### Exercise objective
Pick out all lines in the listing holding the string "موضوع" and copy them.

### Data extract
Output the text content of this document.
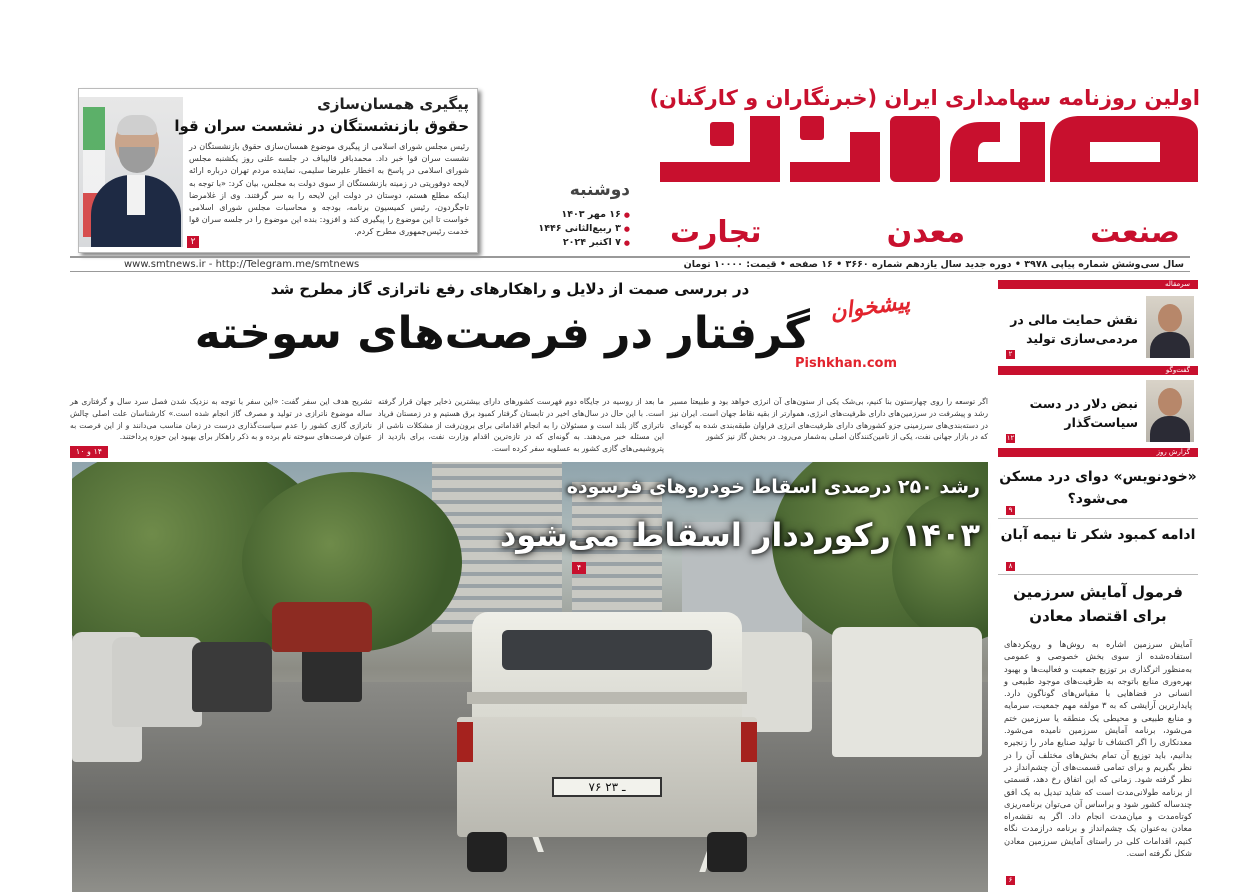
اولین روزنامه سهامداری ایران (خبرنگاران و کارگنان)
صنعت
معدن
تجارت
دوشنبه
● ۱۶ مهر ۱۴۰۳
● ۳ ربیع‌الثانی ۱۴۴۶
● ۷ اکتبر ۲۰۲۴
پیگیری همسان‌سازی
حقوق بازنشستگان در نشست سران قوا
رئیس مجلس شورای اسلامی از پیگیری موضوع همسان‌سازی حقوق بازنشستگان در نشست سران قوا خبر داد. محمدباقر قالیباف در جلسه علنی روز یکشنبه مجلس شورای اسلامی در پاسخ به اخطار علیرضا سلیمی، نماینده مردم تهران درباره ارائه لایحه دوفوریتی در زمینه بازنشستگان از سوی دولت به مجلس، بیان کرد: «با توجه به اینکه مطلع هستم، دوستان در دولت این لایحه را به سر گرفتند. وی از غلامرضا تاجگردون، رئیس کمیسیون برنامه، بودجه و محاسبات مجلس شورای اسلامی خواست تا این موضوع را پیگیری کند و افزود: بنده این موضوع را در جلسه سران قوا خدمت رئیس‌جمهوری مطرح کردم.
۲
سال سی‌وشش شماره پیاپی ۳۹۷۸ • دوره جدید سال یازدهم شماره ۳۶۶۰ • ۱۶ صفحه • قیمت: ۱۰۰۰۰ تومان
www.smtnews.ir - http://Telegram.me/smtnews
در بررسی صمت از دلایل و راهکارهای رفع ناترازی گاز مطرح شد
گرفتار در فرصت‌های سوخته
پیشخوان
Pishkhan.com
اگر توسعه را روی چهارستون بنا کنیم، بی‌شک یکی از ستون‌های آن انرژی خواهد بود و طبیعتا مسیر رشد و پیشرفت در سرزمین‌های دارای ظرفیت‌های انرژی، هموارتر از بقیه نقاط جهان است. ایران نیز در دسته‌بندی‌های سرزمینی جزو کشورهای دارای ظرفیت‌های انرژی فراوان طبقه‌بندی شده به گونه‌ای که در بازار جهانی نفت، یکی از تامین‌کنندگان اصلی به‌شمار می‌رود. در بخش گاز نیز کشور
ما بعد از روسیه در جایگاه دوم فهرست کشورهای دارای بیشترین ذخایر جهان قرار گرفته است. با این حال در سال‌های اخیر در تابستان گرفتار کمبود برق هستیم و در زمستان فریاد ناترازی گاز بلند است و مسئولان را به انجام اقداماتی برای برون‌رفت از مشکلات ناشی از این مسئله خبر می‌دهند. به گونه‌ای که در تازه‌ترین اقدام وزارت نفت، برای بازدید از پتروشیمی‌های گازی کشور به عسلویه سفر کرده است.
تشریح هدف این سفر گفت: «این سفر با توجه به نزدیک شدن فصل سرد سال و گرفتاری هر ساله موضوع ناترازی در تولید و مصرف گاز انجام شده است.» کارشناسان علت اصلی چالش ناترازی گازی کشور را عدم سیاست‌گذاری درست در زمان مناسب می‌دانند و از این فرصت به‌ عنوان فرصت‌های سوخته نام برده و به ذکر راهکار برای بهبود این حوزه پرداختند.
۱۴ و ۱۰
۷۶ ـ ۲۳
رشد ۲۵۰ درصدی اسقاط خودروهای فرسوده
۱۴۰۳ رکورددار اسقاط می‌شود
۴
سرمقاله
نقش حمایت مالی در مردمی‌سازی تولید
۲
گفت‌وگو
نبض دلار در دست سیاست‌گذار
۱۲
گزارش روز
«خودنویس» دوای درد مسکن می‌شود؟
۹
ادامه کمبود شکر تا نیمه آبان
۸
فرمول آمایش سرزمین برای اقتصاد معادن
آمایش سرزمین اشاره به روش‌ها و رویکردهای استفاده‌شده از سوی بخش خصوصی و عمومی به‌منظور اثرگذاری بر توزیع جمعیت و فعالیت‌ها و بهبود بهره‌وری منابع باتوجه به ظرفیت‌های موجود طبیعی و انسانی در فضاهایی با مقیاس‌های گوناگون دارد. پایدارترین آرایشی که به ۳ مولفه مهم جمعیت، سرمایه و منابع طبیعی و محیطی یک منطقه یا سرزمین ختم می‌شود، برنامه آمایش سرزمین نامیده می‌شود. معدنکاری را اگر اکتشاف تا تولید صنایع مادر را زنجیره بدانیم، باید توزیع آن تمام بخش‌های مختلف آن را در نظر بگیریم و برای تمامی قسمت‌های آن چشم‌انداز در نظر گرفته شود. زمانی که این اتفاق رخ دهد، قسمتی از برنامه طولانی‌مدت است که شاید تبدیل به یک افق چندساله کشور شود و براساس آن می‌توان برنامه‌ریزی کوتاه‌مدت و میان‌مدت انجام داد. اگر به نقشه‌راه معادن به‌عنوان یک چشم‌انداز و برنامه درازمدت نگاه کنیم، اقدامات کلی در راستای آمایش سرزمین معادن شکل نگرفته است.
۶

### Solution to this task
رئیس مجلس شورای اسلامی از پیگیری موضوع همسان‌سازی حقوق بازنشستگان در نشست سران قوا خبر داد. محمدباقر قالیباف در جلسه علنی روز یکشنبه مجلس شورای اسلامی در پاسخ به اخطار علیرضا سلیمی، نماینده مردم تهران درباره ارائه لایحه دوفوریتی در زمینه بازنشستگان از سوی دولت به مجلس، بیان کرد: «با توجه به اینکه مطلع هستم، دوستان در دولت این لایحه را به سر گرفتند. وی از غلامرضا تاجگردون، رئیس کمیسیون برنامه، بودجه و محاسبات مجلس شورای اسلامی خواست تا این موضوع را پیگیری کند و افزود: بنده این موضوع را در جلسه سران قوا خدمت رئیس‌جمهوری مطرح کردم.
تشریح هدف این سفر گفت: «این سفر با توجه به نزدیک شدن فصل سرد سال و گرفتاری هر ساله موضوع ناترازی در تولید و مصرف گاز انجام شده است.» کارشناسان علت اصلی چالش ناترازی گازی کشور را عدم سیاست‌گذاری درست در زمان مناسب می‌دانند و از این فرصت به‌ عنوان فرصت‌های سوخته نام برده و به ذکر راهکار برای بهبود این حوزه پرداختند.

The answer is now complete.